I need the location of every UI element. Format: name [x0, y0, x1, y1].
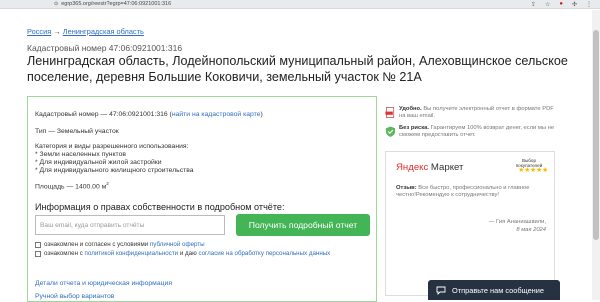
category-title: Категория и виды разрешенного использова… — [35, 143, 189, 150]
browser-toolbar: ⊙ egrp365.org/reestr?egrp=47:06:0921001:… — [0, 0, 600, 9]
type-line: Тип — Земельный участок — [35, 128, 119, 135]
extension-red-icon[interactable]: ● — [559, 1, 563, 8]
category-item: * Для индивидуальной жилой застройки — [35, 159, 162, 166]
chat-label: Отправьте нам сообщение — [452, 285, 545, 295]
shield-check-icon — [385, 126, 396, 137]
page-title: Ленинградская область, Лодейнопольский м… — [27, 54, 568, 84]
yandex-market-logo: Яндекс Маркет — [396, 162, 464, 173]
breadcrumb-separator: → — [53, 27, 61, 36]
breadcrumb-russia[interactable]: Россия — [27, 27, 51, 36]
rights-info-title: Информация о правах собственности в подр… — [35, 202, 285, 212]
site-info-icon[interactable]: ⊙ — [54, 1, 58, 7]
checkbox-box[interactable] — [35, 241, 41, 248]
cadastral-number-label: Кадастровый номер 47:06:0921001:316 — [27, 43, 183, 53]
review-text: Отзыв: Все быстро, профессионально и гла… — [396, 185, 530, 199]
manual-choice-link[interactable]: Ручной выбор вариантов — [35, 293, 114, 300]
star-icon[interactable]: ☆ — [545, 1, 550, 8]
puzzle-icon[interactable]: ✣ — [572, 1, 577, 8]
report-details-link[interactable]: Детали отчета и юридическая информация — [35, 280, 172, 287]
area-line: Площадь — 1400.00 м2 — [35, 181, 109, 191]
menu-icon[interactable]: ⋮ — [586, 1, 592, 8]
privacy-consent-checkbox[interactable]: ознакомлен с политикой конфиденциальност… — [35, 250, 330, 257]
category-item: * Земли населенных пунктов — [35, 151, 126, 158]
feature-no-risk: Без риска. Гарантируем 100% возврат дене… — [385, 125, 555, 139]
page: Россия → Ленинградская область Кадастров… — [0, 10, 600, 302]
category-item: * Для индивидуального жилищного строител… — [35, 167, 194, 174]
rating-stars: ★★★★★ — [518, 167, 548, 174]
feature-convenient: Удобно. Вы получите электронный отчет в … — [385, 106, 555, 120]
checkbox-box[interactable] — [35, 250, 41, 257]
breadcrumb-region[interactable]: Ленинградская область — [63, 27, 144, 36]
public-offer-link[interactable]: публичной оферты — [150, 241, 205, 248]
personal-data-consent-link[interactable]: согласие на обработку персональных данны… — [198, 250, 330, 257]
cadastral-line: Кадастровый номер — 47:06:0921001:316 (н… — [35, 111, 263, 118]
scrollbar-thumb[interactable] — [593, 30, 599, 240]
offer-consent-checkbox[interactable]: ознакомлен и согласен с условиями публич… — [35, 241, 205, 248]
scrollbar[interactable] — [592, 10, 600, 300]
email-input[interactable]: Ваш email, куда отправить отчёты — [35, 215, 225, 235]
privacy-policy-link[interactable]: политикой конфиденциальности — [85, 250, 179, 257]
get-report-button[interactable]: Получить подробный отчет — [236, 214, 370, 236]
property-card: Кадастровый номер — 47:06:0921001:316 (н… — [27, 96, 377, 302]
share-icon[interactable]: ⇪ — [531, 1, 536, 8]
yandex-market-review: Яндекс Маркет Выбор покупателей ★★★★★ От… — [385, 151, 555, 296]
review-author: — Гия Ананиашвили, — [488, 219, 546, 225]
find-on-map-link[interactable]: найти на кадастровой карте — [172, 111, 261, 118]
review-date: 8 мая 2024 — [516, 227, 546, 233]
chat-widget-button[interactable]: Отправьте нам сообщение — [428, 280, 560, 300]
address-bar[interactable]: egrp365.org/reestr?egrp=47:06:0921001:31… — [61, 1, 531, 7]
chat-bubble-icon — [436, 286, 446, 295]
pdf-icon — [385, 107, 395, 118]
breadcrumb: Россия → Ленинградская область — [27, 27, 144, 36]
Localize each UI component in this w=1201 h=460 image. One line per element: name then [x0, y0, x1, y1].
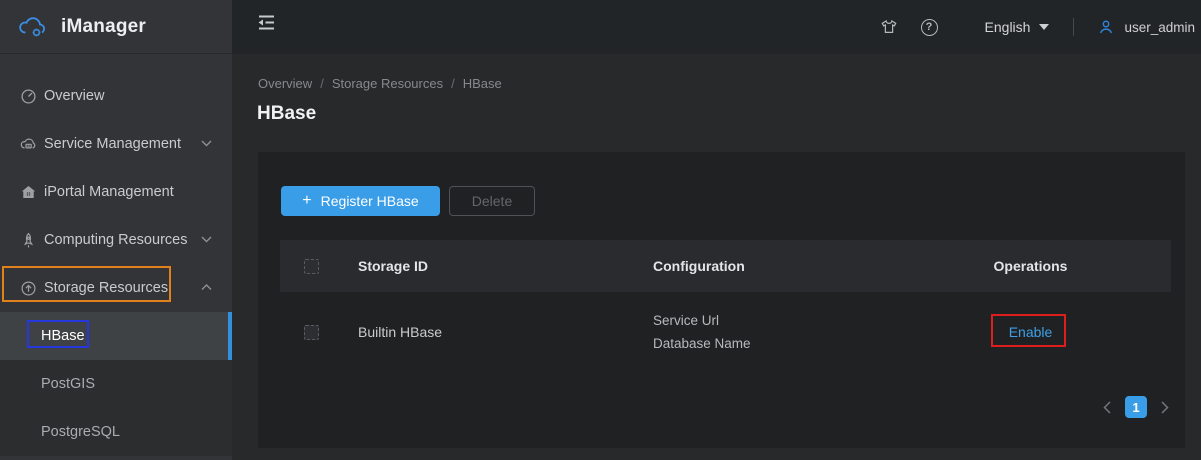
- - - - -
§ Exercise prompt
Arrange every line of the entries above as a Markdown table with the columns "Row" and "Content," numbering the rows in order from 1. Omit blank lines and the picture placeholders.

§ Solution to this problem
| Row | Content |
|---|---|
| 1 | I need the location of every UI element. Format: name [x0, y0, x1, y1]. |
| 2 | category-title: Категория и виды разрешенного использова… — [35, 143, 189, 150] |
| 3 | browser-toolbar: ⊙ egrp365.org/reestr?egrp=47:06:0921001:… — [0, 0, 600, 9] |
| 4 | type-line: Тип — Земельный участок — [35, 128, 119, 135] |
| 5 | extension-red-icon[interactable]: ● — [559, 1, 563, 8] |
| 6 | category-item: * Для индивидуальной жилой застройки — [35, 159, 162, 166] |
| 7 | chat-label: Отправьте нам сообщение — [452, 285, 545, 295] |
| 8 | shield-check-icon — [385, 126, 396, 137] |
| 9 | page-title: Ленинградская область, Лодейнопольский м… — [27, 54, 568, 84] |
| 10 | yandex-market-logo: Яндекс Маркет — [396, 162, 464, 173] |
| 11 | breadcrumb-separator: → — [53, 27, 61, 36] |
| 12 | breadcrumb-russia[interactable]: Россия — [27, 27, 51, 36] |
| 13 | rights-info-title: Информация о правах собственности в подр… — [35, 202, 285, 212] |
| 14 | site-info-icon[interactable]: ⊙ — [54, 1, 58, 7] |
| 15 | checkbox-box[interactable] — [35, 241, 41, 248] |
| 16 | cadastral-number-label: Кадастровый номер 47:06:0921001:316 — [27, 43, 183, 53] |
| 17 | review-text: Отзыв: Все быстро, профессионально и гла… — [396, 185, 530, 199] |
| 18 | manual-choice-link[interactable]: Ручной выбор вариантов — [35, 293, 114, 300] |
| 19 | star-icon[interactable]: ☆ — [545, 1, 550, 8] |
| 20 | puzzle-icon[interactable]: ✣ — [572, 1, 577, 8] |
| 21 | report-details-link[interactable]: Детали отчета и юридическая информация — [35, 280, 172, 287] |
| 22 | area-line: Площадь — 1400.00 м2 — [35, 181, 109, 191] |
| 23 | menu-icon[interactable]: ⋮ — [586, 1, 592, 8] |
| 24 | privacy-consent-checkbox[interactable]: ознакомлен с политикой конфиденциальност… — [35, 250, 330, 257] |
| 25 | category-item: * Земли населенных пунктов — [35, 151, 126, 158] |
| 26 | feature-no-risk: Без риска. Гарантируем 100% возврат дене… — [385, 125, 555, 139] |
| 27 | page: Россия → Ленинградская область Кадастров… — [0, 10, 600, 302] |
| 28 | category-item: * Для индивидуального жилищного строител… — [35, 167, 194, 174] |
| 29 | rating-stars: ★★★★★ — [518, 167, 548, 174] |
| 30 | feature-convenient: Удобно. Вы получите электронный отчет в … — [385, 106, 555, 120] |
| 31 | checkbox-box[interactable] — [35, 250, 41, 257] |
| 32 | breadcrumb-region[interactable]: Ленинградская область — [63, 27, 144, 36] |
| 33 | public-offer-link[interactable]: публичной оферты — [150, 241, 205, 248] |
| 34 | personal-data-consent-link[interactable]: согласие на обработку персональных данны… — [198, 250, 330, 257] |
| 35 | cadastral-line: Кадастровый номер — 47:06:0921001:316 (н… — [35, 111, 263, 118] |
| 36 | scrollbar-thumb[interactable] — [593, 30, 599, 240] |
| 37 | offer-consent-checkbox[interactable]: ознакомлен и согласен с условиями публич… — [35, 241, 205, 248] |
| 38 | scrollbar[interactable] — [592, 10, 600, 300] |
| 39 | email-input[interactable]: Ваш email, куда отправить отчёты — [35, 215, 225, 235] |
| 40 | privacy-policy-link[interactable]: политикой конфиденциальности — [85, 250, 179, 257] |
| 41 | get-report-button[interactable]: Получить подробный отчет — [236, 214, 370, 236] |
| 42 | property-card: Кадастровый номер — 47:06:0921001:316 (н… — [27, 96, 377, 302] |
| 43 | share-icon[interactable]: ⇪ — [531, 1, 536, 8] |
| 44 | yandex-market-review: Яндекс Маркет Выбор покупателей ★★★★★ От… — [385, 151, 555, 296] |
| 45 | review-author: — Гия Ананиашвили, — [488, 219, 546, 225] |
| 46 | find-on-map-link[interactable]: найти на кадастровой карте — [172, 111, 261, 118] |
| 47 | review-date: 8 мая 2024 — [516, 227, 546, 233] |
| 48 | chat-widget-button[interactable]: Отправьте нам сообщение — [428, 280, 560, 300] |
| 49 | address-bar[interactable]: egrp365.org/reestr?egrp=47:06:0921001:31… — [61, 1, 531, 7] |
| 50 | chat-bubble-icon — [436, 286, 446, 295] |
| 51 | pdf-icon — [385, 107, 395, 118] |
| 52 | breadcrumb: Россия → Ленинградская область — [27, 27, 144, 36] |
| 53 | Localize each UI component in this w=1201 h=460 image. One line per element: name then [x0, y0, x1, y1]. |